[SUPPLIED DATA]:

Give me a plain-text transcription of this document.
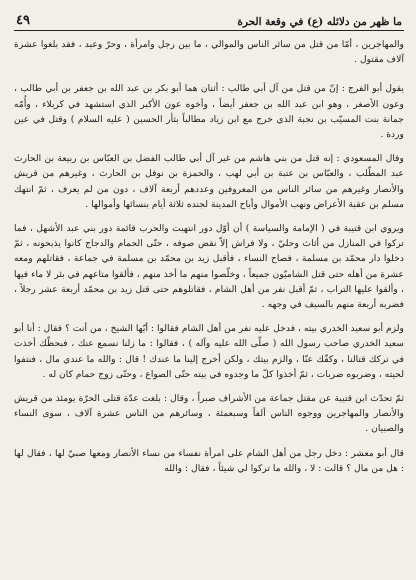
ما ظهر من دلائله (ع) في وقعة الحرة
٤٩

والمهاجرين ، أمّا من قتل من سائر الناس والموالي ، ما بين رجل وامرأة ، وحرّ وعبد ، فقد بلغوا عشرة آلاف مقتول .

يقول أبو الفرج : إنّ من قتل من آل أبي طالب : أثنان هما أبو بكر بن عبد الله بن جعفر بن أبي طالب ، وعون الأصغر ، وهو ابن عبد الله بن جعفر أيضاً ، وأخوه عون الأكبر الذي استشهد في كربلاء ، وأُمّه جمانة بنت المسيّب بن نجبة الذي خرج مع ابن زياد مطالباً بثأر الحسين ( عليه السلام ) وقتل في عين وردة .

وقال المسعودي : إنه قتل من بني هاشم من غير آل أبي طالب الفضل بن العبّاس بن ربيعة بن الحارث عبد المطّلب ، والعبّاس بن عتبة بن أبي لهب ، والحمزة بن نوفل بن الحارث ، وغيرهم من قريش والأنصار وغيرهم من سائر الناس من المعروفين وعددهم أربعة آلاف ، دون من لم يعرف ، ثمّ انتهك مسلم بن عقبة الأعراض ونهب الأموال وأباح المدينة لجنده ثلاثة أيام بنسائها وأموالها .

ويروي ابن قتيبة في ( الإمامة والسياسة ) أن أوّل دور انتهبت والحرب قائمة دور بني عبد الأشهل ، فما تركوا في المنازل من أثاث وحليّ ، ولا فراش إلاّ نقض صوفه ، حتّى الحمام والدجاج كانوا يذبحونه ، ثمّ دخلوا دار محمّد بن مسلمة ، فصاح النساء ، فأقبل زيد بن محمّد بن مسلمة في جماعة ، فقاتلهم ومعه عشرة من أهله حتى قتل الشاميّون جميعاً ، وخلّصوا منهم ما أخذ منهم ، فألقوا متاعهم في بئر لا ماء فيها ، وألقوا عليها التراب ، ثمّ أقبل نفر من أهل الشام ، فقاتلوهم حتى قتل زيد بن محمّد أربعة عشر رجلاً ، فضربه أربعة منهم بالسيف في وجهه .

ولزم أبو سعيد الخدري بيته ، فدخل عليه نفر من أهل الشام فقالوا : أيّها الشيخ ، من أنت ؟ فقال : أنا أبو سعيد الخدري صاحب رسول الله ( صلّى الله عليه وآله ) ، فقالوا : ما زلنا نسمع عنك ، فبحظّك أخذت في تركك قتالنا ، وكفّك عنّا ، والزم بيتك ، ولكن أخرج إلينا ما عندك ! قال : والله ما عندي مال ، فنتفوا لحيته ، وضربوه ضربات ، ثمّ أخذوا كلّ ما وجدوه في بيته حتّى الصواع ، وحتّى زوج حمام كان له .

ثمّ تحدّث ابن قتيبة عن مقتل جماعة من الأشراف صبراً ، وقال : بلغت عدّة قتلى الحرّة يومئذ من قريش والأنصار والمهاجرين ووجوه الناس ألفاً وسبعمئة ، وسائرهم من الناس عشرة آلاف ، سوى النساء والصبيان .

قال أبو معشر : دخل رجل من أهل الشام على امرأة نفساء من نساء الأنصار ومعها صبيّ لها ، فقال لها : هل من مال ؟ قالت : لا ، والله ما تركوا لي شيئاً ، فقال : والله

[EXERCISE DIRECTIONS]: Output all of the data exactly as it stands, minus any images.

[THE REPLY]:
Give me a plain-text transcription of this document.
ما ظهر من دلائله (ع) في وقعة الحرة
٤٩

والمهاجرين ، أمّا من قتل من سائر الناس والموالي ، ما بين رجل وامرأة ، وحرّ وعبد ، فقد بلغوا عشرة آلاف مقتول .

يقول أبو الفرج : إنّ من قتل من آل أبي طالب : أثنان هما أبو بكر بن عبد الله بن جعفر بن أبي طالب ، وعون الأصغر ، وهو ابن عبد الله بن جعفر أيضاً ، وأخوه عون الأكبر الذي استشهد في كربلاء ، وأُمّه جمانة بنت المسيّب بن نجبة الذي خرج مع ابن زياد مطالباً بثأر الحسين ( عليه السلام ) وقتل في عين وردة .

وقال المسعودي : إنه قتل من بني هاشم من غير آل أبي طالب الفضل بن العبّاس بن ربيعة بن الحارث عبد المطّلب ، والعبّاس بن عتبة بن أبي لهب ، والحمزة بن نوفل بن الحارث ، وغيرهم من قريش والأنصار وغيرهم من سائر الناس من المعروفين وعددهم أربعة آلاف ، دون من لم يعرف ، ثمّ انتهك مسلم بن عقبة الأعراض ونهب الأموال وأباح المدينة لجنده ثلاثة أيام بنسائها وأموالها .

ويروي ابن قتيبة في ( الإمامة والسياسة ) أن أوّل دور انتهبت والحرب قائمة دور بني عبد الأشهل ، فما تركوا في المنازل من أثاث وحليّ ، ولا فراش إلاّ نقض صوفه ، حتّى الحمام والدجاج كانوا يذبحونه ، ثمّ دخلوا دار محمّد بن مسلمة ، فصاح النساء ، فأقبل زيد بن محمّد بن مسلمة في جماعة ، فقاتلهم ومعه عشرة من أهله حتى قتل الشاميّون جميعاً ، وخلّصوا منهم ما أخذ منهم ، فألقوا متاعهم في بئر لا ماء فيها ، وألقوا عليها التراب ، ثمّ أقبل نفر من أهل الشام ، فقاتلوهم حتى قتل زيد بن محمّد أربعة عشر رجلاً ، فضربه أربعة منهم بالسيف في وجهه .

ولزم أبو سعيد الخدري بيته ، فدخل عليه نفر من أهل الشام فقالوا : أيّها الشيخ ، من أنت ؟ فقال : أنا أبو سعيد الخدري صاحب رسول الله ( صلّى الله عليه وآله ) ، فقالوا : ما زلنا نسمع عنك ، فبحظّك أخذت في تركك قتالنا ، وكفّك عنّا ، والزم بيتك ، ولكن أخرج إلينا ما عندك ! قال : والله ما عندي مال ، فنتفوا لحيته ، وضربوه ضربات ، ثمّ أخذوا كلّ ما وجدوه في بيته حتّى الصواع ، وحتّى زوج حمام كان له .

ثمّ تحدّث ابن قتيبة عن مقتل جماعة من الأشراف صبراً ، وقال : بلغت عدّة قتلى الحرّة يومئذ من قريش والأنصار والمهاجرين ووجوه الناس ألفاً وسبعمئة ، وسائرهم من الناس عشرة آلاف ، سوى النساء والصبيان .

قال أبو معشر : دخل رجل من أهل الشام على امرأة نفساء من نساء الأنصار ومعها صبيّ لها ، فقال لها : هل من مال ؟ قالت : لا ، والله ما تركوا لي شيئاً ، فقال : والله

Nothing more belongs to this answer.